Supplied data:
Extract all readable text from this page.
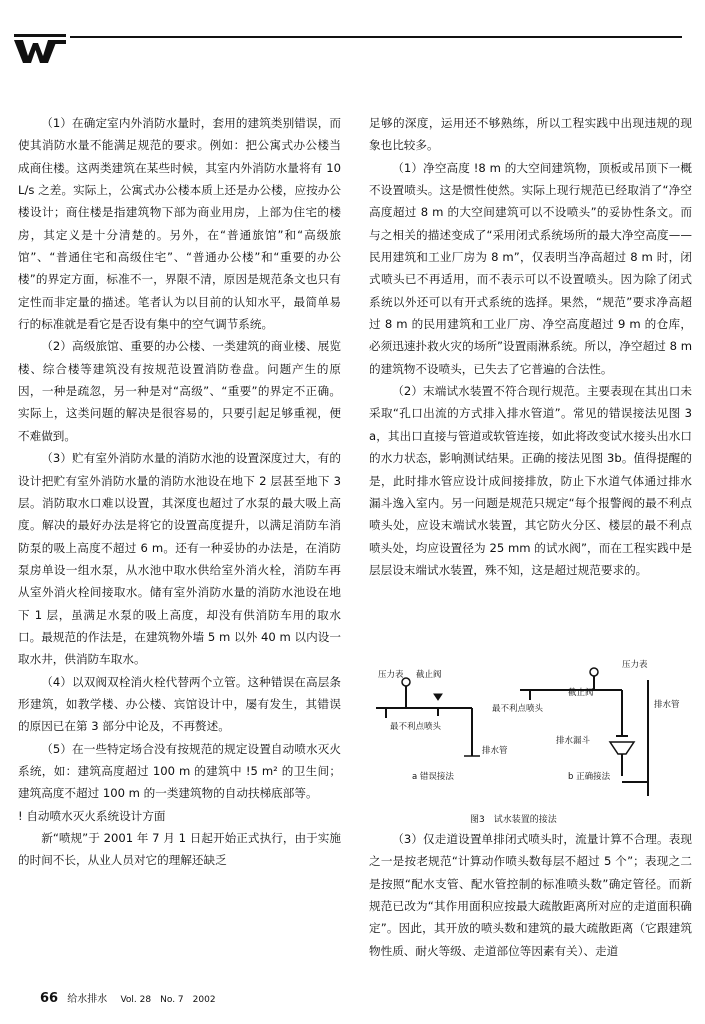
（1）在确定室内外消防水量时，套用的建筑类别错误，而使其消防水量不能满足规范的要求。例如：把公寓式办公楼当成商住楼。这两类建筑在某些时候，其室内外消防水量将有 10 L/s 之差。实际上，公寓式办公楼本质上还是办公楼，应按办公楼设计；商住楼是指建筑物下部为商业用房，上部为住宅的楼房，其定义是十分清楚的。另外，在“普通旅馆”和“高级旅馆”、“普通住宅和高级住宅”、“普通办公楼”和“重要的办公楼”的界定方面，标准不一，界限不清，原因是规范条文也只有定性而非定量的描述。笔者认为以目前的认知水平，最简单易行的标准就是看它是否设有集中的空气调节系统。

（2）高级旅馆、重要的办公楼、一类建筑的商业楼、展览楼、综合楼等建筑没有按规范设置消防卷盘。问题产生的原因，一种是疏忽，另一种是对“高级”、“重要”的界定不正确。实际上，这类问题的解决是很容易的，只要引起足够重视，便不难做到。

（3）贮有室外消防水量的消防水池的设置深度过大，有的设计把贮有室外消防水量的消防水池设在地下 2 层甚至地下 3 层。消防取水口难以设置，其深度也超过了水泵的最大吸上高度。解决的最好办法是将它的设置高度提升，以满足消防车消防泵的吸上高度不超过 6 m。还有一种妥协的办法是，在消防泵房单设一组水泵，从水池中取水供给室外消火栓，消防车再从室外消火栓间接取水。储有室外消防水量的消防水池设在地下 1 层，虽满足水泵的吸上高度，却没有供消防车用的取水口。最规范的作法是，在建筑物外墙 5 m 以外 40 m 以内设一取水井，供消防车取水。

（4）以双阀双栓消火栓代替两个立管。这种错误在高层条形建筑，如教学楼、办公楼、宾馆设计中，屡有发生，其错误的原因已在第 3 部分中论及，不再赘述。

（5）在一些特定场合没有按规范的规定设置自动喷水灭火系统，如：建筑高度超过 100 m 的建筑中 !5 m² 的卫生间；建筑高度不超过 100 m 的一类建筑物的自动扶梯底部等。

! 自动喷水灭火系统设计方面

新“喷规”于 2001 年 7 月 1 日起开始正式执行，由于实施的时间不长，从业人员对它的理解还缺乏

足够的深度，运用还不够熟练，所以工程实践中出现违规的现象也比较多。

（1）净空高度 !8 m 的大空间建筑物，顶板或吊顶下一概不设置喷头。这是惯性使然。实际上现行规范已经取消了“净空高度超过 8 m 的大空间建筑可以不设喷头”的妥协性条文。而与之相关的描述变成了“采用闭式系统场所的最大净空高度——民用建筑和工业厂房为 8 m”，仅表明当净高超过 8 m 时，闭式喷头已不再适用，而不表示可以不设置喷头。因为除了闭式系统以外还可以有开式系统的选择。果然，“规范”要求净高超过 8 m 的民用建筑和工业厂房、净空高度超过 9 m 的仓库，必须迅速扑救火灾的场所”设置雨淋系统。所以，净空超过 8 m 的建筑物不设喷头，已失去了它普遍的合法性。

（2）末端试水装置不符合现行规范。主要表现在其出口未采取“孔口出流的方式排入排水管道”。常见的错误接法见图 3a，其出口直接与管道或软管连接，如此将改变试水接头出水口的水力状态，影响测试结果。正确的接法见图 3b。值得提醒的是，此时排水管应设计成间接排放，防止下水道气体通过排水漏斗逸入室内。另一问题是规范只规定“每个报警阀的最不利点喷头处，应设末端试水装置，其它防火分区、楼层的最不利点喷头处，均应设置径为 25 mm 的试水阀”，而在工程实践中是层层设末端试水装置，殊不知，这是超过规范要求的。

压力表 截止阀
最不利点喷头
排水管
最不利点喷头
压力表
截止阀
排水管
排水漏斗
a 错误接法	b 正确接法
图3　试水装置的接法

（3）仅走道设置单排闭式喷头时，流量计算不合理。表现之一是按老规范“计算动作喷头数每层不超过 5 个”；表现之二是按照“配水支管、配水管控制的标准喷头数”确定管径。而新规范已改为“其作用面积应按最大疏散距离所对应的走道面积确定”。因此，其开放的喷头数和建筑的最大疏散距离（它跟建筑物性质、耐火等级、走道部位等因素有关）、走道

66 给水排水 Vol. 28　No. 7　2002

Job:
Without the pictures, repeat the listing above exactly.

Written answer:
Extract all readable text from this page.
（1）在确定室内外消防水量时，套用的建筑类别错误，而使其消防水量不能满足规范的要求。例如：把公寓式办公楼当成商住楼。这两类建筑在某些时候，其室内外消防水量将有 10 L/s 之差。实际上，公寓式办公楼本质上还是办公楼，应按办公楼设计；商住楼是指建筑物下部为商业用房，上部为住宅的楼房，其定义是十分清楚的。另外，在“普通旅馆”和“高级旅馆”、“普通住宅和高级住宅”、“普通办公楼”和“重要的办公楼”的界定方面，标准不一，界限不清，原因是规范条文也只有定性而非定量的描述。笔者认为以目前的认知水平，最简单易行的标准就是看它是否设有集中的空气调节系统。

（2）高级旅馆、重要的办公楼、一类建筑的商业楼、展览楼、综合楼等建筑没有按规范设置消防卷盘。问题产生的原因，一种是疏忽，另一种是对“高级”、“重要”的界定不正确。实际上，这类问题的解决是很容易的，只要引起足够重视，便不难做到。

（3）贮有室外消防水量的消防水池的设置深度过大，有的设计把贮有室外消防水量的消防水池设在地下 2 层甚至地下 3 层。消防取水口难以设置，其深度也超过了水泵的最大吸上高度。解决的最好办法是将它的设置高度提升，以满足消防车消防泵的吸上高度不超过 6 m。还有一种妥协的办法是，在消防泵房单设一组水泵，从水池中取水供给室外消火栓，消防车再从室外消火栓间接取水。储有室外消防水量的消防水池设在地下 1 层，虽满足水泵的吸上高度，却没有供消防车用的取水口。最规范的作法是，在建筑物外墙 5 m 以外 40 m 以内设一取水井，供消防车取水。

（4）以双阀双栓消火栓代替两个立管。这种错误在高层条形建筑，如教学楼、办公楼、宾馆设计中，屡有发生，其错误的原因已在第 3 部分中论及，不再赘述。

（5）在一些特定场合没有按规范的规定设置自动喷水灭火系统，如：建筑高度超过 100 m 的建筑中 !5 m² 的卫生间；建筑高度不超过 100 m 的一类建筑物的自动扶梯底部等。

! 自动喷水灭火系统设计方面

新“喷规”于 2001 年 7 月 1 日起开始正式执行，由于实施的时间不长，从业人员对它的理解还缺乏

足够的深度，运用还不够熟练，所以工程实践中出现违规的现象也比较多。

（1）净空高度 !8 m 的大空间建筑物，顶板或吊顶下一概不设置喷头。这是惯性使然。实际上现行规范已经取消了“净空高度超过 8 m 的大空间建筑可以不设喷头”的妥协性条文。而与之相关的描述变成了“采用闭式系统场所的最大净空高度——民用建筑和工业厂房为 8 m”，仅表明当净高超过 8 m 时，闭式喷头已不再适用，而不表示可以不设置喷头。因为除了闭式系统以外还可以有开式系统的选择。果然，“规范”要求净高超过 8 m 的民用建筑和工业厂房、净空高度超过 9 m 的仓库，必须迅速扑救火灾的场所”设置雨淋系统。所以，净空超过 8 m 的建筑物不设喷头，已失去了它普遍的合法性。

（2）末端试水装置不符合现行规范。主要表现在其出口未采取“孔口出流的方式排入排水管道”。常见的错误接法见图 3a，其出口直接与管道或软管连接，如此将改变试水接头出水口的水力状态，影响测试结果。正确的接法见图 3b。值得提醒的是，此时排水管应设计成间接排放，防止下水道气体通过排水漏斗逸入室内。另一问题是规范只规定“每个报警阀的最不利点喷头处，应设末端试水装置，其它防火分区、楼层的最不利点喷头处，均应设置径为 25 mm 的试水阀”，而在工程实践中是层层设末端试水装置，殊不知，这是超过规范要求的。

压力表 截止阀
最不利点喷头
排水管
最不利点喷头
压力表
截止阀
排水管
排水漏斗
a 错误接法	b 正确接法
图3　试水装置的接法

（3）仅走道设置单排闭式喷头时，流量计算不合理。表现之一是按老规范“计算动作喷头数每层不超过 5 个”；表现之二是按照“配水支管、配水管控制的标准喷头数”确定管径。而新规范已改为“其作用面积应按最大疏散距离所对应的走道面积确定”。因此，其开放的喷头数和建筑的最大疏散距离（它跟建筑物性质、耐火等级、走道部位等因素有关）、走道

66 给水排水 Vol. 28　No. 7　2002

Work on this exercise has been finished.